• Materials provided:
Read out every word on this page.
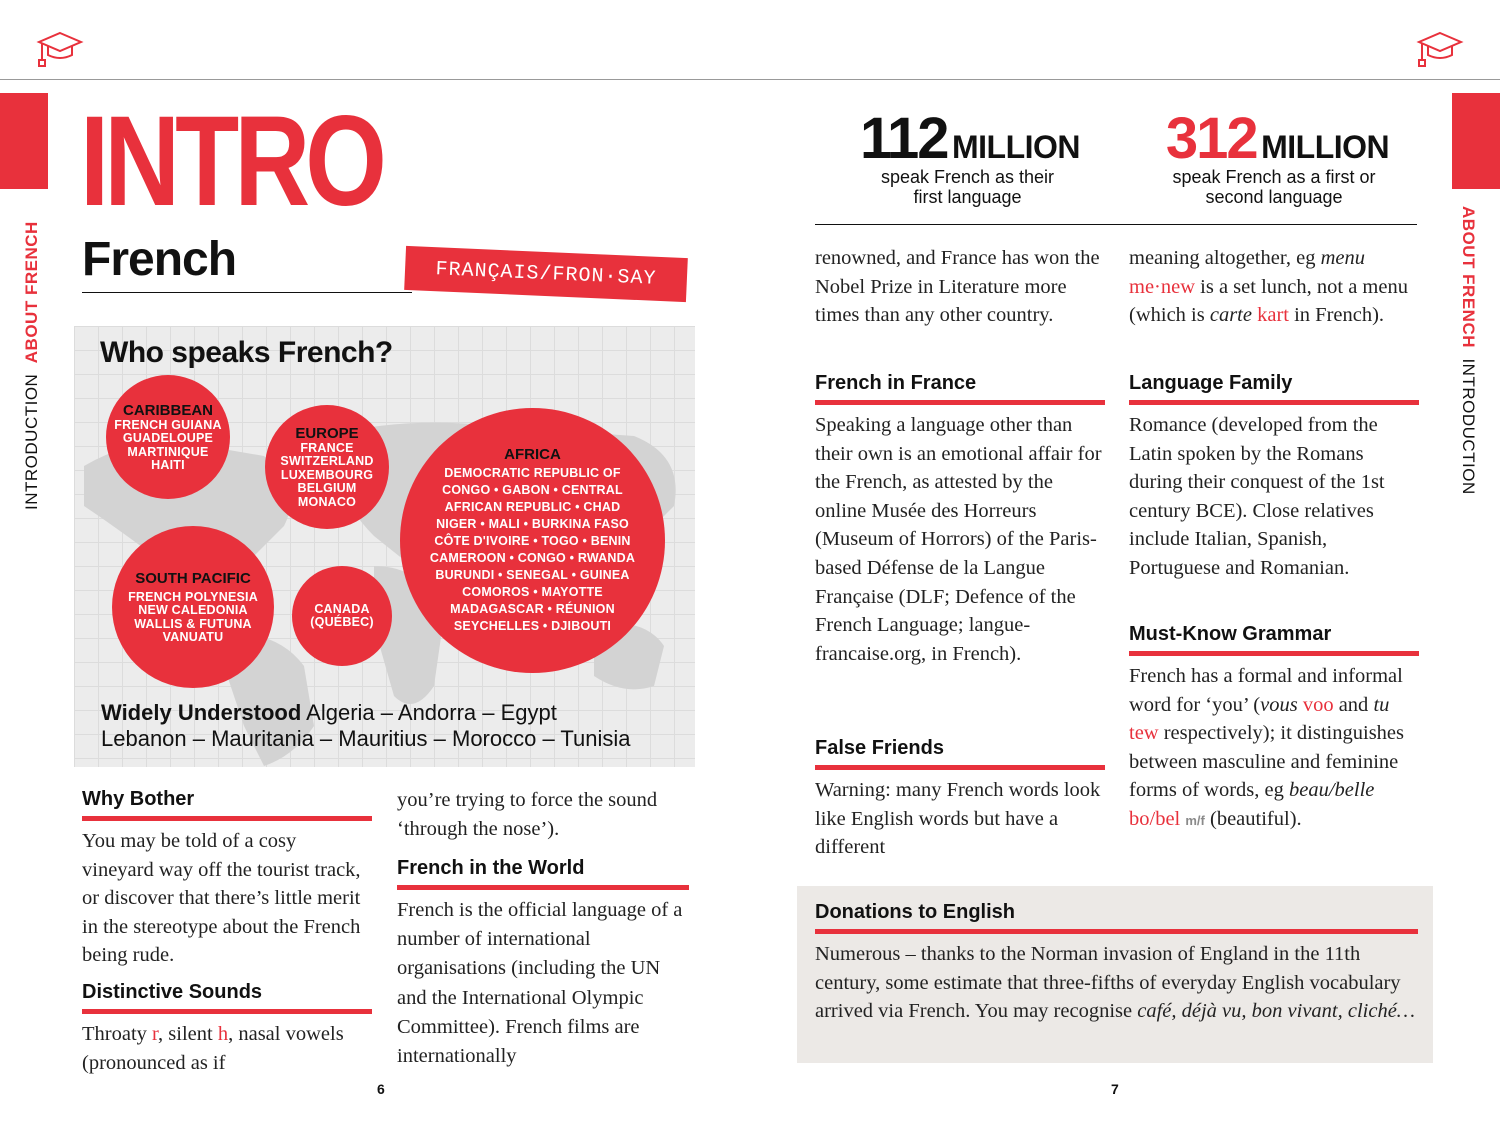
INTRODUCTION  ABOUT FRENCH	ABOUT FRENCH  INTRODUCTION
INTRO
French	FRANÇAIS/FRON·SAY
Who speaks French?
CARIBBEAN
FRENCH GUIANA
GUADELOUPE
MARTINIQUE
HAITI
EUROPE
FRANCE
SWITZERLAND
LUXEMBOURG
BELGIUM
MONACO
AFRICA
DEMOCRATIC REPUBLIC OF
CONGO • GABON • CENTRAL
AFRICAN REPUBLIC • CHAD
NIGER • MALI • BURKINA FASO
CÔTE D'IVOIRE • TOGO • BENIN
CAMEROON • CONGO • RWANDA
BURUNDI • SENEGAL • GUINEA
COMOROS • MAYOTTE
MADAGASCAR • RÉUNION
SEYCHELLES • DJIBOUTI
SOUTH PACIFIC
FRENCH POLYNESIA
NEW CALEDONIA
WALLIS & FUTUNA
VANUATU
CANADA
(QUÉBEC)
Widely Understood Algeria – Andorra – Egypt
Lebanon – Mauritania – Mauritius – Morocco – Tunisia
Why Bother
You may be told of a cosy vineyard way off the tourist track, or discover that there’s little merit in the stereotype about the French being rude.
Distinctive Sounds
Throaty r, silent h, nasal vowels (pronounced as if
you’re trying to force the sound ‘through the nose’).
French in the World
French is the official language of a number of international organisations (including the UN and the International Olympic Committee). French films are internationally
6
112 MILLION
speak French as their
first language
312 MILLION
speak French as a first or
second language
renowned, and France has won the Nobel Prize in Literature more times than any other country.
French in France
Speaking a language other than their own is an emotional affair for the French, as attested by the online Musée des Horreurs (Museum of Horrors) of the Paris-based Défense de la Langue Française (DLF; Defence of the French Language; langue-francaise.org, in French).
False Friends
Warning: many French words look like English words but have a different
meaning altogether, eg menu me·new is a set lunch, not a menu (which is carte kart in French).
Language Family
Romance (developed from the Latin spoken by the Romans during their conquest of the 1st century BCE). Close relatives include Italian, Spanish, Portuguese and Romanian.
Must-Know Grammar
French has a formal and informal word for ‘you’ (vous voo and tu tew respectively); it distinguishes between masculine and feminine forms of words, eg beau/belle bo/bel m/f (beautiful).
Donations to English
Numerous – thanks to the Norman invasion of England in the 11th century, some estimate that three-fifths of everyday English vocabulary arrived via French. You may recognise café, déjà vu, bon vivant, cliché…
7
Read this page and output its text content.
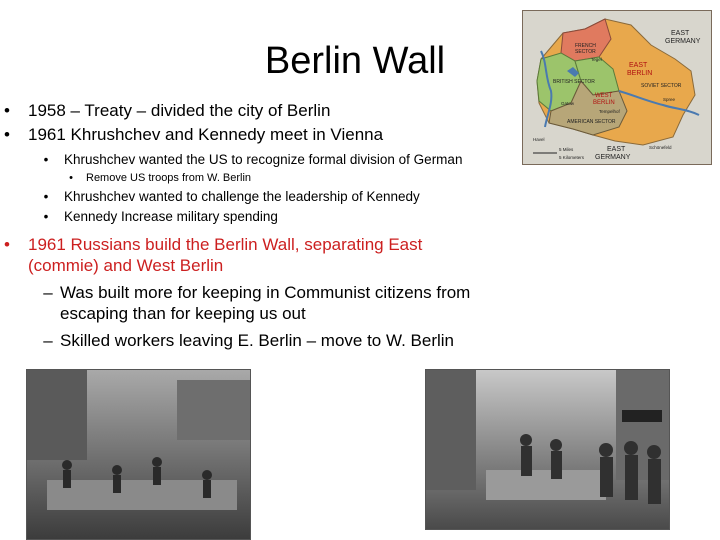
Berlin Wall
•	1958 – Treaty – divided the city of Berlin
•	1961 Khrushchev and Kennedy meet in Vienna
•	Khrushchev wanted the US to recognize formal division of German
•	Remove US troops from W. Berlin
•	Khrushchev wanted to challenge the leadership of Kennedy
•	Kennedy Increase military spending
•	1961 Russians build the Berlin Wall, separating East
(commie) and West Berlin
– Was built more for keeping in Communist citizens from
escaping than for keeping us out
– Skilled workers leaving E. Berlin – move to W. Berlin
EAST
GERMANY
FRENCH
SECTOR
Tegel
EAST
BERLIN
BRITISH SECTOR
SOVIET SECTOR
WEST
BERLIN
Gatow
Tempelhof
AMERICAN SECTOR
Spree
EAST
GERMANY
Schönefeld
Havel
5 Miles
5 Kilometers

• Exercise goal:
What is the number of lines containing "their"? Give that number only.

• Correct answer:
3